Exercise description:
Take from the listing each line that has the string "Διακοπτό".

Stored data entries:
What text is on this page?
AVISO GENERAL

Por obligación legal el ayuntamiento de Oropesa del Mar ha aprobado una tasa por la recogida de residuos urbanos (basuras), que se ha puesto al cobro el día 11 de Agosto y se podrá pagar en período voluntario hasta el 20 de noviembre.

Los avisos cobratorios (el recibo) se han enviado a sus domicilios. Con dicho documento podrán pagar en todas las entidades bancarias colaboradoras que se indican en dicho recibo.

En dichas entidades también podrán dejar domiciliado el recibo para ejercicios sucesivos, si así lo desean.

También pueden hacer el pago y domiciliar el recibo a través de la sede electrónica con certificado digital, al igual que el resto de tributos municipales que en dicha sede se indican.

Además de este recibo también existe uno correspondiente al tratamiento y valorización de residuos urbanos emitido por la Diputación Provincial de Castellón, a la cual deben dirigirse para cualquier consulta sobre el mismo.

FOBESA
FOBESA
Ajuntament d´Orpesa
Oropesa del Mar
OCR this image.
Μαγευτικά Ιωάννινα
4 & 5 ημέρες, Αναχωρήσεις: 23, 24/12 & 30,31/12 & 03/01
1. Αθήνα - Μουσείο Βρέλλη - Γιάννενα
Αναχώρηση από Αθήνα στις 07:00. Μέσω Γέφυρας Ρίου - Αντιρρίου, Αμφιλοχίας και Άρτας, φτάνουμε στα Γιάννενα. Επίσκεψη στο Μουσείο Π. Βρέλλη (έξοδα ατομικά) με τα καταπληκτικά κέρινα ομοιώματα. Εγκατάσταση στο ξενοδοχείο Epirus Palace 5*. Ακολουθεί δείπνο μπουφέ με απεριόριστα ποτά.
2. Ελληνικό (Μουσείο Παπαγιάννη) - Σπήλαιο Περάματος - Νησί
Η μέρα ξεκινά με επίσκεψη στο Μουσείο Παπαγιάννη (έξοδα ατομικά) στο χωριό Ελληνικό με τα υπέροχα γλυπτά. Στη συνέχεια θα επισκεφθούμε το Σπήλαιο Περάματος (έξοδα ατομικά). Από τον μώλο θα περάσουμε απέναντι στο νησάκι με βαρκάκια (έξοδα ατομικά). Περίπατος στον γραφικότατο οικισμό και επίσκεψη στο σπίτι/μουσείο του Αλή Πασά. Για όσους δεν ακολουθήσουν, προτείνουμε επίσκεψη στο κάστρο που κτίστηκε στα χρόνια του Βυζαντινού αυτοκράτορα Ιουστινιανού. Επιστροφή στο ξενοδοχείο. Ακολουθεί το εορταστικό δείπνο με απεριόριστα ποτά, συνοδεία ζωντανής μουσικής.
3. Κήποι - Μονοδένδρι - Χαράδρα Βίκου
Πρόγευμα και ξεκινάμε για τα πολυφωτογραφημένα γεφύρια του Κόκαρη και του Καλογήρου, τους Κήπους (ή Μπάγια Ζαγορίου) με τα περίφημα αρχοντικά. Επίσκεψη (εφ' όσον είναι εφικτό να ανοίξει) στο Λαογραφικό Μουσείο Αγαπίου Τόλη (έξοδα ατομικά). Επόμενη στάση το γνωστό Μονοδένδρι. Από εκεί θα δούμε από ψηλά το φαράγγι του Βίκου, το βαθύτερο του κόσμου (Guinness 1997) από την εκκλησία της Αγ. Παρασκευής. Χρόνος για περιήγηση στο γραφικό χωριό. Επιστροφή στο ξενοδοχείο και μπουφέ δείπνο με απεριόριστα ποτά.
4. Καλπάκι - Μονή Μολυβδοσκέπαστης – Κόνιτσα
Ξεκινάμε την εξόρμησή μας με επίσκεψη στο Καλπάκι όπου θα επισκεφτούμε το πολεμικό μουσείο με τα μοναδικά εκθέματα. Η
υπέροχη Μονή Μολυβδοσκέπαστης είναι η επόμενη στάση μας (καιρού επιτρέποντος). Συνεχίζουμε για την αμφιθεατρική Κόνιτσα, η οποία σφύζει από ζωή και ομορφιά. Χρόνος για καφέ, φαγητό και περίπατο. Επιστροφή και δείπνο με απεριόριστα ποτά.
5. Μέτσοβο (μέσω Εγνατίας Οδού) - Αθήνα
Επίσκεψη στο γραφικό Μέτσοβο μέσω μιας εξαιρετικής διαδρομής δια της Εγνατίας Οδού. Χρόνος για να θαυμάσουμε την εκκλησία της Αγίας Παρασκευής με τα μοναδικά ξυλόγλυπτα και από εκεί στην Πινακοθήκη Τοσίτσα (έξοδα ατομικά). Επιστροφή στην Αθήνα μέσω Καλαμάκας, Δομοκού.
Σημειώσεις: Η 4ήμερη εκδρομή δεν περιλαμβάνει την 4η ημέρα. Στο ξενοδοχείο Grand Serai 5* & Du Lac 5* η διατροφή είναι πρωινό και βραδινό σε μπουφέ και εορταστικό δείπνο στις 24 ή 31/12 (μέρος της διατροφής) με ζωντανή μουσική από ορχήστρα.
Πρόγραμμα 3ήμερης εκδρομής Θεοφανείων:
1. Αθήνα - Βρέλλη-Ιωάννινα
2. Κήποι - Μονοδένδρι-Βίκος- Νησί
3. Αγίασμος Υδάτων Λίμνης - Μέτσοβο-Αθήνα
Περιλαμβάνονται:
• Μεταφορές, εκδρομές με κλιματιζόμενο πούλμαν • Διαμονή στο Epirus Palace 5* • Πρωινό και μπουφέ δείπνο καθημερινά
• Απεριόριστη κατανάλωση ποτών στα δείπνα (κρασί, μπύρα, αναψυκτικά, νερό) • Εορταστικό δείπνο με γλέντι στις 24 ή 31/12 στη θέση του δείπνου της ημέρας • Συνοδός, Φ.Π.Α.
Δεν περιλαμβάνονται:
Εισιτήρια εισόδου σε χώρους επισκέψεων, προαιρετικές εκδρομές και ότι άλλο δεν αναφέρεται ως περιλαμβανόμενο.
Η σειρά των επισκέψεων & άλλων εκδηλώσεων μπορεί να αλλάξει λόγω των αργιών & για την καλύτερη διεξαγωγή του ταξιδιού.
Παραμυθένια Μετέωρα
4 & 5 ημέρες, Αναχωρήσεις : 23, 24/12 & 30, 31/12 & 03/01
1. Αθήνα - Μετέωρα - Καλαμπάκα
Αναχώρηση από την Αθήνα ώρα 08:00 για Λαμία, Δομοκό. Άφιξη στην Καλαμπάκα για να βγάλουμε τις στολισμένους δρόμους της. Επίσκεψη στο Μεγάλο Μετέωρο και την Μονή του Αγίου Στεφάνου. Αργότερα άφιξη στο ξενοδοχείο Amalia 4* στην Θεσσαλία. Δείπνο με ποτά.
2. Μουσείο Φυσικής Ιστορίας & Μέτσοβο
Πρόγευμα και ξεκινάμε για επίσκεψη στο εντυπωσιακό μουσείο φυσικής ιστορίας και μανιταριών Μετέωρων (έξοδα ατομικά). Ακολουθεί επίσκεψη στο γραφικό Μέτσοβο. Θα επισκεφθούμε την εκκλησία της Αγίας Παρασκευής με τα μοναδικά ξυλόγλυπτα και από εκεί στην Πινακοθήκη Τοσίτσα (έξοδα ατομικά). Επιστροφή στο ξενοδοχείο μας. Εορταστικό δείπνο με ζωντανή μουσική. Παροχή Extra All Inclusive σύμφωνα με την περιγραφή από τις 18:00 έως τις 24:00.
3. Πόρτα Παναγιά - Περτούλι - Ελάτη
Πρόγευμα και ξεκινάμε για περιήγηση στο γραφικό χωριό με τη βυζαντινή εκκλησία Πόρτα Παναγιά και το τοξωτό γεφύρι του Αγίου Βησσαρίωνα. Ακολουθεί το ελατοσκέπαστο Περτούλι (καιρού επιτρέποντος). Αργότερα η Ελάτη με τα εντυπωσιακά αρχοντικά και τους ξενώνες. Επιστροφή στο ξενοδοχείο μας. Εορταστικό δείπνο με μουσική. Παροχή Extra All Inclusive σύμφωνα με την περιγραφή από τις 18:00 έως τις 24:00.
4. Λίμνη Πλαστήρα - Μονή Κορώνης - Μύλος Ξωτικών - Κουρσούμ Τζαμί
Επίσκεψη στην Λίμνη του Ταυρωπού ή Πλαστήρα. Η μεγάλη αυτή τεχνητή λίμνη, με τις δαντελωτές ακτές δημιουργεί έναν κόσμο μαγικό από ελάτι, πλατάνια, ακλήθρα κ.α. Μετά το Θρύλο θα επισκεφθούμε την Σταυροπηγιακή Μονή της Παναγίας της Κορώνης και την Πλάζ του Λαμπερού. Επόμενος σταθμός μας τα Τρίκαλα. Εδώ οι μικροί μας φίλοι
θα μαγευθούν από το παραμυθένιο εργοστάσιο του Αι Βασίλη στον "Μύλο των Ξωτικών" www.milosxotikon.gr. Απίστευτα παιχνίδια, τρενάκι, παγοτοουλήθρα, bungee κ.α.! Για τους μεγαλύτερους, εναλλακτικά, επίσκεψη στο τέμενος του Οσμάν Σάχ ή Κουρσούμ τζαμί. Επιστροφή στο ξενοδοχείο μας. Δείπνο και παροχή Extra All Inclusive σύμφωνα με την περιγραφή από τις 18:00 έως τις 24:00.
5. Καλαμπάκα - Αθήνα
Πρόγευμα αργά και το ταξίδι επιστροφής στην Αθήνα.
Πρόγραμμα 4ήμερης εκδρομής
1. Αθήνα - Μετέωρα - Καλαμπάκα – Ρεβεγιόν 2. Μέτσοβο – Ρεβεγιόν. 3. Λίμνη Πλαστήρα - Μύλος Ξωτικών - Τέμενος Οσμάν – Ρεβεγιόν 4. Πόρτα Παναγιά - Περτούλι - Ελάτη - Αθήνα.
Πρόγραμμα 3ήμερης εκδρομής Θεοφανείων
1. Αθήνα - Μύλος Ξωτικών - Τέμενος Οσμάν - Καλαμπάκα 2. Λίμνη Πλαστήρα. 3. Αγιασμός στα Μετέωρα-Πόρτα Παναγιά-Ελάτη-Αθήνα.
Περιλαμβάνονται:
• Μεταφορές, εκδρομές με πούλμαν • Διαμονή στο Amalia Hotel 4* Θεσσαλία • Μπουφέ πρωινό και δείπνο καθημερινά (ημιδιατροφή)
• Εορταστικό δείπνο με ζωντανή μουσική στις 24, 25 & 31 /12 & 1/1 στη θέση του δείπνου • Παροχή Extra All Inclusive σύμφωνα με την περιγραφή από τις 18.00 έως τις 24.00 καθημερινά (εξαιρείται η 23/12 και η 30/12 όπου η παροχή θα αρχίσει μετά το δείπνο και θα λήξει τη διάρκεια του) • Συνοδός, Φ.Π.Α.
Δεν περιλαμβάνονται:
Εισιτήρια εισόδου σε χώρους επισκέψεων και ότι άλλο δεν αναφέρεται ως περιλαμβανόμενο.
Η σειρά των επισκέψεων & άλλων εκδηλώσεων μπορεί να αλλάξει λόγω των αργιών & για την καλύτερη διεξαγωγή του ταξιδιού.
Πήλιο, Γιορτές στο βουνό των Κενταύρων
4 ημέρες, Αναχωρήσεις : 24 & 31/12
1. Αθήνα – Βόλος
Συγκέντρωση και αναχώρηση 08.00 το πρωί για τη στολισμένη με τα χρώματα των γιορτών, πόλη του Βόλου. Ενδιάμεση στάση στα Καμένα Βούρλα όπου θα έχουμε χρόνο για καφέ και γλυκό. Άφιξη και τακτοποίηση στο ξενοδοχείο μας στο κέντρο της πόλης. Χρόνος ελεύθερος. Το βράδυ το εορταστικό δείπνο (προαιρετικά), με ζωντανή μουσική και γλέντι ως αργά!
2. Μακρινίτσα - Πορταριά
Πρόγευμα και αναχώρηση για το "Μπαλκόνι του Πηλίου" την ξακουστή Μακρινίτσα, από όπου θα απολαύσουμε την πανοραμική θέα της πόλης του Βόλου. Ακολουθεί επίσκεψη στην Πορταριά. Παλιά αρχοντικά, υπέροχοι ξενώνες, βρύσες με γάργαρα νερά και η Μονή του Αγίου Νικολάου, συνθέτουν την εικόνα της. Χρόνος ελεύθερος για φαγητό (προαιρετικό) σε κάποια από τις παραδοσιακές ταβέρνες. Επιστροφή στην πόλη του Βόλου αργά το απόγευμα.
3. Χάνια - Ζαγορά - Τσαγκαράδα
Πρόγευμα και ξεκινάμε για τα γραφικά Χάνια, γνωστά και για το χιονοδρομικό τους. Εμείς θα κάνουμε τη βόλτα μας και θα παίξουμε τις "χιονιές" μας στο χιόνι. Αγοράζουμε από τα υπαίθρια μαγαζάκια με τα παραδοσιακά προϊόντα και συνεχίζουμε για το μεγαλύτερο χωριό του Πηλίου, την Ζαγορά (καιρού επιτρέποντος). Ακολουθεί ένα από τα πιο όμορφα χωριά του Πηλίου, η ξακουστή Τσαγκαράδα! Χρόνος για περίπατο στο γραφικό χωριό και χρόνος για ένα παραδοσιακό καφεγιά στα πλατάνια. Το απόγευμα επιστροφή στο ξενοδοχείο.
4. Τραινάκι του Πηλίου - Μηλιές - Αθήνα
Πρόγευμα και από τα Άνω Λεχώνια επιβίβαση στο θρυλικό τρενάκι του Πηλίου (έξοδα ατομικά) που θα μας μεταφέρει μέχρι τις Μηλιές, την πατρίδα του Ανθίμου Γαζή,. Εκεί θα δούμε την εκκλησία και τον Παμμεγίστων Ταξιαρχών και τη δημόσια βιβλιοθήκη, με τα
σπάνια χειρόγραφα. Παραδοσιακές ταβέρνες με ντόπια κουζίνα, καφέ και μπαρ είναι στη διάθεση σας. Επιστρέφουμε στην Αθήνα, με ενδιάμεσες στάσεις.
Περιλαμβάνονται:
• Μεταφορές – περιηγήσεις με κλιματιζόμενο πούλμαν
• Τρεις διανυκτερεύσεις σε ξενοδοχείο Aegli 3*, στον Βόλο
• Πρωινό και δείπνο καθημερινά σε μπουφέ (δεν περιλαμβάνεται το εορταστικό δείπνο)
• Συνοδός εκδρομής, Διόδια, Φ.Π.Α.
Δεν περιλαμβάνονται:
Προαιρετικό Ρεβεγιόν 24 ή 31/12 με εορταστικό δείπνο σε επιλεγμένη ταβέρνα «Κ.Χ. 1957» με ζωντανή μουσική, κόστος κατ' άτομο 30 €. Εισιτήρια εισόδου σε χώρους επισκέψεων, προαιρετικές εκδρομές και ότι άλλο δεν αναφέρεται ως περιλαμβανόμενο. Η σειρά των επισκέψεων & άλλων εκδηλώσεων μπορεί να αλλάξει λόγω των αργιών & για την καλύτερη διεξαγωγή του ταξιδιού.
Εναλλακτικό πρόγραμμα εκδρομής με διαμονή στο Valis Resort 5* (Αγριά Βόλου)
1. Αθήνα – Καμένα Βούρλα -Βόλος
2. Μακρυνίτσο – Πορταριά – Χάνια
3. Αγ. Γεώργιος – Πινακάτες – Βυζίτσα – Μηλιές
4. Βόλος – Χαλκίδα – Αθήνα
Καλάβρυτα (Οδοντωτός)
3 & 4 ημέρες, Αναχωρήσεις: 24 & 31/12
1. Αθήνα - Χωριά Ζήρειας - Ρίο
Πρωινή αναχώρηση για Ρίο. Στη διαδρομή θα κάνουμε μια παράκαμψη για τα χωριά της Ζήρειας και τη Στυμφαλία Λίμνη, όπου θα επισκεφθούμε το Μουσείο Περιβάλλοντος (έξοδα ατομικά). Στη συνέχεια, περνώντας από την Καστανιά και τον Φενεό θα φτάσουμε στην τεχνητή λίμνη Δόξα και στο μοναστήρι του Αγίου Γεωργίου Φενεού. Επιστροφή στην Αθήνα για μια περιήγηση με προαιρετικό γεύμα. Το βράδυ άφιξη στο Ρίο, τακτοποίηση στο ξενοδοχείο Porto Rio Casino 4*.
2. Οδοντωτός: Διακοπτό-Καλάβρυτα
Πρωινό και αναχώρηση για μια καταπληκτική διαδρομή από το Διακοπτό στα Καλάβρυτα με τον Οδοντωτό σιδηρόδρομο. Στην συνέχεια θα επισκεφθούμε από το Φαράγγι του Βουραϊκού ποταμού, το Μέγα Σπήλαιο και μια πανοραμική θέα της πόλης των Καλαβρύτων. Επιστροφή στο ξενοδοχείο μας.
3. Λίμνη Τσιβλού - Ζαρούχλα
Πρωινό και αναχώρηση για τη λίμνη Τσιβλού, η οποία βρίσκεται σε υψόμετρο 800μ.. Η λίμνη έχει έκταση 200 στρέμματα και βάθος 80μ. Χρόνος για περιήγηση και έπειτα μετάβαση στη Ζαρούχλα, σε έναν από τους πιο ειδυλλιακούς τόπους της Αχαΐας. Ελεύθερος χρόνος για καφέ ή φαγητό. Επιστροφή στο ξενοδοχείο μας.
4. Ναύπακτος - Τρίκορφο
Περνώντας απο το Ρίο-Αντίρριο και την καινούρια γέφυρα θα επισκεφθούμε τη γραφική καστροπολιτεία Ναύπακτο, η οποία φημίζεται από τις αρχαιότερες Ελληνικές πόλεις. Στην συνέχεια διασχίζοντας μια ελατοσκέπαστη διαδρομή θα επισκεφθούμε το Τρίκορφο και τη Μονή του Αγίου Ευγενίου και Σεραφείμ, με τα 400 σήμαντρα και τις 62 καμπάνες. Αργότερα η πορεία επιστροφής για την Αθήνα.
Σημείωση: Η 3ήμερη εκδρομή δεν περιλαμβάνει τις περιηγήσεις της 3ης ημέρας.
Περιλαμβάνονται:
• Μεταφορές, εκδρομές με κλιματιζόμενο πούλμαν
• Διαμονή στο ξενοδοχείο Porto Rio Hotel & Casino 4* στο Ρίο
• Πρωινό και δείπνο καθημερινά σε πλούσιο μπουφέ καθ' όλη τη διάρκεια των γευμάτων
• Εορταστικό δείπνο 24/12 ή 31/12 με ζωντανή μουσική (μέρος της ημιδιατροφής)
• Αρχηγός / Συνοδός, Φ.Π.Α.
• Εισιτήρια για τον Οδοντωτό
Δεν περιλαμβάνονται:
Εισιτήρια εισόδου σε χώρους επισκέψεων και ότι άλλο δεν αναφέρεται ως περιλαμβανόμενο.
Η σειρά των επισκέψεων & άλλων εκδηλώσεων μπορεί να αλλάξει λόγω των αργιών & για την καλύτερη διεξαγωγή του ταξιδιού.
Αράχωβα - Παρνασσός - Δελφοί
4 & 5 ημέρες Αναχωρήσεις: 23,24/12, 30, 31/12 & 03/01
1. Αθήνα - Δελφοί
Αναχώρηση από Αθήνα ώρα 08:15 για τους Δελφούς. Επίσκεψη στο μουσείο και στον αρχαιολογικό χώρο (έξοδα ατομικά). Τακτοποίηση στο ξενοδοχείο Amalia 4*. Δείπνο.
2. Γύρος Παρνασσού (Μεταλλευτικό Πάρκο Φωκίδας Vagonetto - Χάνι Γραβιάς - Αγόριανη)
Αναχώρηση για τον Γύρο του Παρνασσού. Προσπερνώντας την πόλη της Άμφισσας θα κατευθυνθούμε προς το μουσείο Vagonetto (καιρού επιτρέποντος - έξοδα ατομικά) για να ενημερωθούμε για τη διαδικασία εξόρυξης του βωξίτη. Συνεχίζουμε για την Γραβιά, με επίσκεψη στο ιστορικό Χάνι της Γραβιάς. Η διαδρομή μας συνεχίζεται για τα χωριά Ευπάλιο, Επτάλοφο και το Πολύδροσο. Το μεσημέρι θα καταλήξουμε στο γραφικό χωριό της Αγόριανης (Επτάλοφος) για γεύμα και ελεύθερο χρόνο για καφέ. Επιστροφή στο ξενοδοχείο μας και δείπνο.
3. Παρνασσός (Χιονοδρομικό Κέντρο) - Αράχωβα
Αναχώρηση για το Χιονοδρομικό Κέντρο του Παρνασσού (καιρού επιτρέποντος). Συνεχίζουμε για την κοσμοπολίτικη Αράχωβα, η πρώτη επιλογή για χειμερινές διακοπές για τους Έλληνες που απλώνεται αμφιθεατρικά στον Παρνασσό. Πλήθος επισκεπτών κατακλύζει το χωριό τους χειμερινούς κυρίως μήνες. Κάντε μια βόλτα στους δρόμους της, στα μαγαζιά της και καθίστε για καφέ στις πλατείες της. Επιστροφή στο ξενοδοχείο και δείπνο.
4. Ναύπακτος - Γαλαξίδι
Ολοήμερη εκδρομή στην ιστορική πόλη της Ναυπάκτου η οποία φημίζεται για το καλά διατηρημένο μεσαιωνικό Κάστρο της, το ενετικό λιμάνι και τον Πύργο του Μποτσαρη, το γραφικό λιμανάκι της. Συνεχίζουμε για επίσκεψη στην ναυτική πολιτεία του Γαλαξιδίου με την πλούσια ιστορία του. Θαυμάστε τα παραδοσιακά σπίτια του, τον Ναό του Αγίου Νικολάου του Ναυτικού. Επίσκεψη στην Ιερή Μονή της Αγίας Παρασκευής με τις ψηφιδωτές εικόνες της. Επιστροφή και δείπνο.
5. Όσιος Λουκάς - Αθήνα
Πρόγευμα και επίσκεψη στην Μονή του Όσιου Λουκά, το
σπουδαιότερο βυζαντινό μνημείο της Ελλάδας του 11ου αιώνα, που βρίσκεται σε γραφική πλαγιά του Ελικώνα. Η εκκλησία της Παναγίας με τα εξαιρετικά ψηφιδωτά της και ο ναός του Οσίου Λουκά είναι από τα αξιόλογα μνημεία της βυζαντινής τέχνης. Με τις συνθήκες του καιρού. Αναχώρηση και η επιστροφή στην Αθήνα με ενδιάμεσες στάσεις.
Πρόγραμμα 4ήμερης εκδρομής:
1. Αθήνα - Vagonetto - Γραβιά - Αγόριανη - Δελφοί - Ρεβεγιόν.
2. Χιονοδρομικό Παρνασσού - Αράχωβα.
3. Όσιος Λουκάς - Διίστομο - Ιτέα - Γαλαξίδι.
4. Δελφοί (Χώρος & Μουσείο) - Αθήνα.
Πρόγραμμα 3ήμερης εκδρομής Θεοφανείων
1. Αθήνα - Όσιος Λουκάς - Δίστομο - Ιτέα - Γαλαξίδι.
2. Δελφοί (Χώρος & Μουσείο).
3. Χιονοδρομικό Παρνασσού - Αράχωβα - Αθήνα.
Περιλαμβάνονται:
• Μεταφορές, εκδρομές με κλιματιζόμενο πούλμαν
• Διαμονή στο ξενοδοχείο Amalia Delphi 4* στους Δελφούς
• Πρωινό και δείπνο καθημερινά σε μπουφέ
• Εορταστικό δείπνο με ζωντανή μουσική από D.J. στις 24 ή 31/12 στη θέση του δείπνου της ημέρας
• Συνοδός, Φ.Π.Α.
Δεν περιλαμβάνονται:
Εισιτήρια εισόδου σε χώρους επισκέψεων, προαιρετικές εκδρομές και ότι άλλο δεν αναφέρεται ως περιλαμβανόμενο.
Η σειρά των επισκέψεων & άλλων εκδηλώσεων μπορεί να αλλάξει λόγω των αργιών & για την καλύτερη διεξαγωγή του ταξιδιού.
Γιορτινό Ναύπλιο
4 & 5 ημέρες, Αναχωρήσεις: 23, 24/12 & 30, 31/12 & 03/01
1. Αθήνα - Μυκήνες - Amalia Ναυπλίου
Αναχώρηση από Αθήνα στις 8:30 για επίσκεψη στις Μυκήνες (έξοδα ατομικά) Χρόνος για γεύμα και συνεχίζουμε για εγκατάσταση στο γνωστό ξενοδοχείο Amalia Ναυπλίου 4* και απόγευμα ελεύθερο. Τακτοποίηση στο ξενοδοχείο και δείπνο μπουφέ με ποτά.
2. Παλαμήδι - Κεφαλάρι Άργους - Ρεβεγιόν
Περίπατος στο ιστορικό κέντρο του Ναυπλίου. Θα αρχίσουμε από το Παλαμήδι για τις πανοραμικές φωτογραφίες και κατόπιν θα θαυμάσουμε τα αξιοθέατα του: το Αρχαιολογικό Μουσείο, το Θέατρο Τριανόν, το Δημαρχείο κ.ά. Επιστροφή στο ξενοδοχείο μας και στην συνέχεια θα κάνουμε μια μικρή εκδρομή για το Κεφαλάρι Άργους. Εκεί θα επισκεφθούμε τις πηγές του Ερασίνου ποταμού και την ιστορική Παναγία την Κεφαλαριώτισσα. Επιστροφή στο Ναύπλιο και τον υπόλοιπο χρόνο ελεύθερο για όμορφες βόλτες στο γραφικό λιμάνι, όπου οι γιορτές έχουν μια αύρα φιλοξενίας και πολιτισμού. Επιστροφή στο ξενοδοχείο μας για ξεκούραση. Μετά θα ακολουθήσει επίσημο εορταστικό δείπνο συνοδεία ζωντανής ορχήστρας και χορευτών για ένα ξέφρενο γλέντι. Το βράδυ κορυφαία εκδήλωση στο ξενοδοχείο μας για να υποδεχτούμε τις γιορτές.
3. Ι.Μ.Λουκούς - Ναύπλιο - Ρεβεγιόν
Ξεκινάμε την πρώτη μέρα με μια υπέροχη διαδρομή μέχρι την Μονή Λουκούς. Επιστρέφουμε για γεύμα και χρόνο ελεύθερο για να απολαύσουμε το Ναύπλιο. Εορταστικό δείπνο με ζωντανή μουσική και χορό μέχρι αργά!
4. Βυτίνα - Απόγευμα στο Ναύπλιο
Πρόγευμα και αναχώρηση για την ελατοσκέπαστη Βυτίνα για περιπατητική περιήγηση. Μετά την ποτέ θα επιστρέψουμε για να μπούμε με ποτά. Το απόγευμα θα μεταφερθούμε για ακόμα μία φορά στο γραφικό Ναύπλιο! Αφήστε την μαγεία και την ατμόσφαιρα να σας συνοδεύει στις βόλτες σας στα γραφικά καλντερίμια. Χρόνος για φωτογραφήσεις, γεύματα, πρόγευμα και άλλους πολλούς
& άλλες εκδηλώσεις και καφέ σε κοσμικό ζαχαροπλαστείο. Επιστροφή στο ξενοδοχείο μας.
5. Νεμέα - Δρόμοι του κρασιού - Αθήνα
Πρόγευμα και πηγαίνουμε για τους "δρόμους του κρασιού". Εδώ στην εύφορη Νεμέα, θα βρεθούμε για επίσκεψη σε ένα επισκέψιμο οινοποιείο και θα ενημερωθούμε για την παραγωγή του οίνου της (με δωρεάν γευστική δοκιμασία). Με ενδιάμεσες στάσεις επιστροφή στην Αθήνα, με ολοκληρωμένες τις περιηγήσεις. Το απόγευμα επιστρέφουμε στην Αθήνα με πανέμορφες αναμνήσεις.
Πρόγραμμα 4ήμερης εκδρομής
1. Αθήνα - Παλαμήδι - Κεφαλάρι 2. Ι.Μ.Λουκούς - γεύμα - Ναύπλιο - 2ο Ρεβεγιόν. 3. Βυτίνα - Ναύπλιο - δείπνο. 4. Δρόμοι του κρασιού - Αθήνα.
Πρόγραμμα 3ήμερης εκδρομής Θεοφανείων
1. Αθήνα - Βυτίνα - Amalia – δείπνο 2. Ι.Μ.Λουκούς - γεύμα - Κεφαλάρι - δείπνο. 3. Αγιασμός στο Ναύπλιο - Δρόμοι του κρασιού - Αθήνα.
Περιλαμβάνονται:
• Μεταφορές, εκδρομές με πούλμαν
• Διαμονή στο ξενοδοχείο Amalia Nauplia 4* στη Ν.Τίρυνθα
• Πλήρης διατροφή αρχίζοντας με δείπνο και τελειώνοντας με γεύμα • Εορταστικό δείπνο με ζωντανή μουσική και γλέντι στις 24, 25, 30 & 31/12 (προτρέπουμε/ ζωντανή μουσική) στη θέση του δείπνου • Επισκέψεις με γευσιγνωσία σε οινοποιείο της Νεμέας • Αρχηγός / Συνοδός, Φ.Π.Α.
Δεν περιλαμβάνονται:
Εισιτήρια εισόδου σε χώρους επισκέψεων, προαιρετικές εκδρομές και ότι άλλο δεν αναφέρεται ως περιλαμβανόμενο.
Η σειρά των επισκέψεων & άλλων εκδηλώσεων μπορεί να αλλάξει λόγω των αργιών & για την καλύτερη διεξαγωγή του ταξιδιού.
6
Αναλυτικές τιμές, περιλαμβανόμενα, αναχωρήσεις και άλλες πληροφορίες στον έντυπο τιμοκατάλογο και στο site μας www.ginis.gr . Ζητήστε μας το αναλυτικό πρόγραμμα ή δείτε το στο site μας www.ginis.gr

Finished exercise:
2. Οδοντωτός: Διακοπτό-Καλάβρυτα
Πρωινό και αναχώρηση για μια καταπληκτική διαδρομή από το Διακοπτό στα Καλάβρυτα με τον Οδοντωτό σιδηρόδρομο. Στην συνέχεια θα επισκεφθούμε από το Φαράγγι του Βουραϊκού ποταμού, το Μέγα Σπήλαιο και μια πανοραμική θέα της πόλης των Καλαβρύτων. Επιστροφή στο ξενοδοχείο μας.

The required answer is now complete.